Task directions:
Lines containing the word "tons" should be extracted in full.

++++

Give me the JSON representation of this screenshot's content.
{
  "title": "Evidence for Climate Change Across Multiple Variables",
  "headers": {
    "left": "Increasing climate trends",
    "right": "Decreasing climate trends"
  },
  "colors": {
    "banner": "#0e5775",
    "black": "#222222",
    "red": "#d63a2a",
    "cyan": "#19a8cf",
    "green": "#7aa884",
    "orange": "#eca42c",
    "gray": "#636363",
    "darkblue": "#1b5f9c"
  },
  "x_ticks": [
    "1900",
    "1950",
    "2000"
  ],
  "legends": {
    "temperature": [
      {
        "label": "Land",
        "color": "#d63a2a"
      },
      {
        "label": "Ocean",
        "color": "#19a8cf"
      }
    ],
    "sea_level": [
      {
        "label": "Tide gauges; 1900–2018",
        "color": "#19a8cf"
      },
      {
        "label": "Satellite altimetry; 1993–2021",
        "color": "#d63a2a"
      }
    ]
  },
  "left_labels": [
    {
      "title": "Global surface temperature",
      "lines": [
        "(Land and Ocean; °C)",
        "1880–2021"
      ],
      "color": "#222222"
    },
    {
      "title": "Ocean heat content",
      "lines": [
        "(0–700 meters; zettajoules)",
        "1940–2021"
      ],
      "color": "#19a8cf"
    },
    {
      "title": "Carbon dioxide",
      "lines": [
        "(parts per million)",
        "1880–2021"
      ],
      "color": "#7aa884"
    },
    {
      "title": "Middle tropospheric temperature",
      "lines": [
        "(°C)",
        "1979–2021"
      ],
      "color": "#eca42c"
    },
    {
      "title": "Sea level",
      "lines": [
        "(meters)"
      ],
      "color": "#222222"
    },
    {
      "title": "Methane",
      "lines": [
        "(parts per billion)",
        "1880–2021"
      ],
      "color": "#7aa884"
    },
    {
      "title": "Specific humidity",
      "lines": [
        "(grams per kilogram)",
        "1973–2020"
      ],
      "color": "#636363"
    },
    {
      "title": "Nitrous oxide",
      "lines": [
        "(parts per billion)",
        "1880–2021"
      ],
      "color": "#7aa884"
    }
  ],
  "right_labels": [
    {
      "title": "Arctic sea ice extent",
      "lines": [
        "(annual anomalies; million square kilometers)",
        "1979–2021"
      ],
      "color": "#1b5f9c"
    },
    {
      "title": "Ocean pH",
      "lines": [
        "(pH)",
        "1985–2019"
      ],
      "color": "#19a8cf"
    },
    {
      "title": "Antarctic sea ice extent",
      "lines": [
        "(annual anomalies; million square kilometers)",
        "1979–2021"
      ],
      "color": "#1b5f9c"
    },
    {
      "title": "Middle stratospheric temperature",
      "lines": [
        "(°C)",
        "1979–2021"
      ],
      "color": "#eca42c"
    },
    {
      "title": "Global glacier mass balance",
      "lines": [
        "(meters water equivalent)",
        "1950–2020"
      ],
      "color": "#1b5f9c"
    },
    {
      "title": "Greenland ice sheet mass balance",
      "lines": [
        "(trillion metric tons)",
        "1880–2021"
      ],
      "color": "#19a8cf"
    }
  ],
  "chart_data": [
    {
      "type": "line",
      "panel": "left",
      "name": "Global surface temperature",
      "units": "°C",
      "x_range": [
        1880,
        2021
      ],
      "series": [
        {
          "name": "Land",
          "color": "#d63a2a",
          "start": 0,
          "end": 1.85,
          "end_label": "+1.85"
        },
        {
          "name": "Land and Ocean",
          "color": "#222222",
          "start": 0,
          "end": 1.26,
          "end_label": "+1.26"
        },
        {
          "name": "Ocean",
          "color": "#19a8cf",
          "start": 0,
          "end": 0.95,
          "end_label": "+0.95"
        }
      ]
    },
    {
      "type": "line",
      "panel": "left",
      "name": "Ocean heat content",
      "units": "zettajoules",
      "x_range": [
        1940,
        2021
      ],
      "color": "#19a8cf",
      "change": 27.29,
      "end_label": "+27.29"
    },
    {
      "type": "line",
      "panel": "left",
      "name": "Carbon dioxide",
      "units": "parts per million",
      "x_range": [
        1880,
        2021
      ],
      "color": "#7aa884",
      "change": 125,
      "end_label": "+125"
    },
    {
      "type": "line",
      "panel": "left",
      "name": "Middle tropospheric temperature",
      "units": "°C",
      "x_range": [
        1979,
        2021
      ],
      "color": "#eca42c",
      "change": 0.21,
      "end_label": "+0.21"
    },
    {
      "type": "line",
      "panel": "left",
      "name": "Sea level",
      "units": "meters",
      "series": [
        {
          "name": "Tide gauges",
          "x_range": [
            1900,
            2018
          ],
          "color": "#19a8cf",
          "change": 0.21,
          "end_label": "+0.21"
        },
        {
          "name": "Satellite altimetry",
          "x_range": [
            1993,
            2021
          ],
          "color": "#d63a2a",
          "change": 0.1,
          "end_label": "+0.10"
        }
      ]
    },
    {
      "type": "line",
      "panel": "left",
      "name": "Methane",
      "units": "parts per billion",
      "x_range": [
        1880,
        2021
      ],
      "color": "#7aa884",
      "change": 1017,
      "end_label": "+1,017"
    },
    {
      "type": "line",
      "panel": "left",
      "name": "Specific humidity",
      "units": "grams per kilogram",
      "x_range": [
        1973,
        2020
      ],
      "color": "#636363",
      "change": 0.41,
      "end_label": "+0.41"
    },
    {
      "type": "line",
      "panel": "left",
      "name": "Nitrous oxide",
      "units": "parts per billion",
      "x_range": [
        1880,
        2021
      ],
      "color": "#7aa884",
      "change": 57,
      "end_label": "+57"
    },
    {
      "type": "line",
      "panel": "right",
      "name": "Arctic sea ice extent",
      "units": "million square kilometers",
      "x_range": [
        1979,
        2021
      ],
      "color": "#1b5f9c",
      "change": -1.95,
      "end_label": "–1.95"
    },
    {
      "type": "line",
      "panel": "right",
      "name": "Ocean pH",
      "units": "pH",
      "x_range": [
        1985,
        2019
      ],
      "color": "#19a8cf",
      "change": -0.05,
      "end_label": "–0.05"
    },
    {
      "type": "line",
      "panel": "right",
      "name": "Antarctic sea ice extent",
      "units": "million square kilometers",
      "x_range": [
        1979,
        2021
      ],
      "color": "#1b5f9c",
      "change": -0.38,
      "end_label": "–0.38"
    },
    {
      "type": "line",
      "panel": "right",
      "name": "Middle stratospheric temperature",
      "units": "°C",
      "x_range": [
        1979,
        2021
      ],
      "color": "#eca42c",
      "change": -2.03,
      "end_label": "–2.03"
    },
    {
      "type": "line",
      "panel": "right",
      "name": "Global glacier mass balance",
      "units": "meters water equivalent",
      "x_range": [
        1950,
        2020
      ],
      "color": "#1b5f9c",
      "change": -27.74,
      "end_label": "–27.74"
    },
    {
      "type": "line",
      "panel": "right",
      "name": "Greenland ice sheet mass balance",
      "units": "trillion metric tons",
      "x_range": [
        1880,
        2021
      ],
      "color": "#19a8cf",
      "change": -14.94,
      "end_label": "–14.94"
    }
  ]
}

++++

Result:
        "(trillion metric tons)",
      "units": "trillion metric tons",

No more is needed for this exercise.